## What is being asked
Output all the material that follows, exactly as given.

## Provided data

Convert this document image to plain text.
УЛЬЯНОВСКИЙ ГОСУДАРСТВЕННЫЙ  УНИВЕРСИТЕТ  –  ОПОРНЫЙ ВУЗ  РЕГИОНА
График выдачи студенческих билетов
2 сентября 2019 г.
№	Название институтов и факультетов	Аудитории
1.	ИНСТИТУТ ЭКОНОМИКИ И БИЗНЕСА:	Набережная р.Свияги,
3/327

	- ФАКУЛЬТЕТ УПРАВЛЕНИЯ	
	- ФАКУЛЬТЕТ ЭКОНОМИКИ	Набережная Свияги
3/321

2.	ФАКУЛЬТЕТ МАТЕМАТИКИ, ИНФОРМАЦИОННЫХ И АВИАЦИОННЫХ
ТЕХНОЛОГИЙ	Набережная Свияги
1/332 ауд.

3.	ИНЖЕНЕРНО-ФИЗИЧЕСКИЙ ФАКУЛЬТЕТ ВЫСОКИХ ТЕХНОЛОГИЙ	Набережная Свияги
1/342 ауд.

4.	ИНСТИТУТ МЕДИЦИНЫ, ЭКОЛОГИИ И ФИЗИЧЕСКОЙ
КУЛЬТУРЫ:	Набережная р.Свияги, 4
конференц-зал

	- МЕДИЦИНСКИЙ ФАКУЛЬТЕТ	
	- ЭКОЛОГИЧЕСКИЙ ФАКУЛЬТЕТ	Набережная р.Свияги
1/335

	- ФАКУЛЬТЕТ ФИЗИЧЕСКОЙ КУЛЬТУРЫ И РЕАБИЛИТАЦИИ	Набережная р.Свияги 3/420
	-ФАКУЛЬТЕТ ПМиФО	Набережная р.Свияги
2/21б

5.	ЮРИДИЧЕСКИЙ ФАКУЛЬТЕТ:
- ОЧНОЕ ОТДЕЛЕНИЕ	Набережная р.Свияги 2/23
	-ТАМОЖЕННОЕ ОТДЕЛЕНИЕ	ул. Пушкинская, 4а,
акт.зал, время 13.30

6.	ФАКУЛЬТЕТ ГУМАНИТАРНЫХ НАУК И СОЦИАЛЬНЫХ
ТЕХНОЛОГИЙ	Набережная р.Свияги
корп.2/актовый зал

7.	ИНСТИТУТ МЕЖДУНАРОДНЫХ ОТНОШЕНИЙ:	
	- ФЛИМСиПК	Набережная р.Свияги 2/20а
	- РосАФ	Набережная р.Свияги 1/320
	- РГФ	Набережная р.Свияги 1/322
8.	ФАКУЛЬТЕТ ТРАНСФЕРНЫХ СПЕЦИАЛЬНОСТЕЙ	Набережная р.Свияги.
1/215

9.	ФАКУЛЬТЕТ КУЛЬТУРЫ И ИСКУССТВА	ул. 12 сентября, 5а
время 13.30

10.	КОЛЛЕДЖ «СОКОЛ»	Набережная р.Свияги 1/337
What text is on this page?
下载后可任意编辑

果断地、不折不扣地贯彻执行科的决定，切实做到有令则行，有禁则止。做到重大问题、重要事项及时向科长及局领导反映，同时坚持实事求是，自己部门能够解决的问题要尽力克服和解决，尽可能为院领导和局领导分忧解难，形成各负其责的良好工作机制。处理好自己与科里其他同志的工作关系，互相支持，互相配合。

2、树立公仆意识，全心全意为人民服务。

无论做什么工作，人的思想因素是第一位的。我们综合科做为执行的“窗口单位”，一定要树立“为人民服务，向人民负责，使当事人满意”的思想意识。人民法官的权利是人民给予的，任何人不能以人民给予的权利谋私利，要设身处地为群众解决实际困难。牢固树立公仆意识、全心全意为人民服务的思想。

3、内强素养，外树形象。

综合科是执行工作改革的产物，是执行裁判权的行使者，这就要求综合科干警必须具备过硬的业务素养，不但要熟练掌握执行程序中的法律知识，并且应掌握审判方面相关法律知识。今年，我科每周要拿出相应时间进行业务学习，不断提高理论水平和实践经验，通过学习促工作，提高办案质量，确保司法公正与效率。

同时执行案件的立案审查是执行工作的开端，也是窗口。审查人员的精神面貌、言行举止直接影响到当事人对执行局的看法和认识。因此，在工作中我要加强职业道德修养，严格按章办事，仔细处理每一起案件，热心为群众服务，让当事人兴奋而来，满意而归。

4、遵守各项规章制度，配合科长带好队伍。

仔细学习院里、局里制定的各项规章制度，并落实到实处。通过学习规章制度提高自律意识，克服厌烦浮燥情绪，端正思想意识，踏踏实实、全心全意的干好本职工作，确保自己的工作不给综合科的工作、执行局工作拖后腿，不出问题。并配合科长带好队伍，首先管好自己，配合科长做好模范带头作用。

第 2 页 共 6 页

## Worked solution
Convert this document image to plain text.
УЛЬЯНОВСКИЙ ГОСУДАРСТВЕННЫЙ  УНИВЕРСИТЕТ  –  ОПОРНЫЙ ВУЗ  РЕГИОНА
График выдачи студенческих билетов
2 сентября 2019 г.
№	Название институтов и факультетов	Аудитории
1.	ИНСТИТУТ ЭКОНОМИКИ И БИЗНЕСА:	Набережная р.Свияги,
3/327

	- ФАКУЛЬТЕТ УПРАВЛЕНИЯ	
	- ФАКУЛЬТЕТ ЭКОНОМИКИ	Набережная Свияги
3/321

2.	ФАКУЛЬТЕТ МАТЕМАТИКИ, ИНФОРМАЦИОННЫХ И АВИАЦИОННЫХ
ТЕХНОЛОГИЙ	Набережная Свияги
1/332 ауд.

3.	ИНЖЕНЕРНО-ФИЗИЧЕСКИЙ ФАКУЛЬТЕТ ВЫСОКИХ ТЕХНОЛОГИЙ	Набережная Свияги
1/342 ауд.

4.	ИНСТИТУТ МЕДИЦИНЫ, ЭКОЛОГИИ И ФИЗИЧЕСКОЙ
КУЛЬТУРЫ:	Набережная р.Свияги, 4
конференц-зал

	- МЕДИЦИНСКИЙ ФАКУЛЬТЕТ	
	- ЭКОЛОГИЧЕСКИЙ ФАКУЛЬТЕТ	Набережная р.Свияги
1/335

	- ФАКУЛЬТЕТ ФИЗИЧЕСКОЙ КУЛЬТУРЫ И РЕАБИЛИТАЦИИ	Набережная р.Свияги 3/420
	-ФАКУЛЬТЕТ ПМиФО	Набережная р.Свияги
2/21б

5.	ЮРИДИЧЕСКИЙ ФАКУЛЬТЕТ:
- ОЧНОЕ ОТДЕЛЕНИЕ	Набережная р.Свияги 2/23
	-ТАМОЖЕННОЕ ОТДЕЛЕНИЕ	ул. Пушкинская, 4а,
акт.зал, время 13.30

6.	ФАКУЛЬТЕТ ГУМАНИТАРНЫХ НАУК И СОЦИАЛЬНЫХ
ТЕХНОЛОГИЙ	Набережная р.Свияги
корп.2/актовый зал

7.	ИНСТИТУТ МЕЖДУНАРОДНЫХ ОТНОШЕНИЙ:	
	- ФЛИМСиПК	Набережная р.Свияги 2/20а
	- РосАФ	Набережная р.Свияги 1/320
	- РГФ	Набережная р.Свияги 1/322
8.	ФАКУЛЬТЕТ ТРАНСФЕРНЫХ СПЕЦИАЛЬНОСТЕЙ	Набережная р.Свияги.
1/215

9.	ФАКУЛЬТЕТ КУЛЬТУРЫ И ИСКУССТВА	ул. 12 сентября, 5а
время 13.30

10.	КОЛЛЕДЖ «СОКОЛ»	Набережная р.Свияги 1/337
What text is on this page?
下载后可任意编辑

果断地、不折不扣地贯彻执行科的决定，切实做到有令则行，有禁则止。做到重大问题、重要事项及时向科长及局领导反映，同时坚持实事求是，自己部门能够解决的问题要尽力克服和解决，尽可能为院领导和局领导分忧解难，形成各负其责的良好工作机制。处理好自己与科里其他同志的工作关系，互相支持，互相配合。

2、树立公仆意识，全心全意为人民服务。

无论做什么工作，人的思想因素是第一位的。我们综合科做为执行的“窗口单位”，一定要树立“为人民服务，向人民负责，使当事人满意”的思想意识。人民法官的权利是人民给予的，任何人不能以人民给予的权利谋私利，要设身处地为群众解决实际困难。牢固树立公仆意识、全心全意为人民服务的思想。

3、内强素养，外树形象。

综合科是执行工作改革的产物，是执行裁判权的行使者，这就要求综合科干警必须具备过硬的业务素养，不但要熟练掌握执行程序中的法律知识，并且应掌握审判方面相关法律知识。今年，我科每周要拿出相应时间进行业务学习，不断提高理论水平和实践经验，通过学习促工作，提高办案质量，确保司法公正与效率。

同时执行案件的立案审查是执行工作的开端，也是窗口。审查人员的精神面貌、言行举止直接影响到当事人对执行局的看法和认识。因此，在工作中我要加强职业道德修养，严格按章办事，仔细处理每一起案件，热心为群众服务，让当事人兴奋而来，满意而归。

4、遵守各项规章制度，配合科长带好队伍。

仔细学习院里、局里制定的各项规章制度，并落实到实处。通过学习规章制度提高自律意识，克服厌烦浮燥情绪，端正思想意识，踏踏实实、全心全意的干好本职工作，确保自己的工作不给综合科的工作、执行局工作拖后腿，不出问题。并配合科长带好队伍，首先管好自己，配合科长做好模范带头作用。

第 2 页 共 6 页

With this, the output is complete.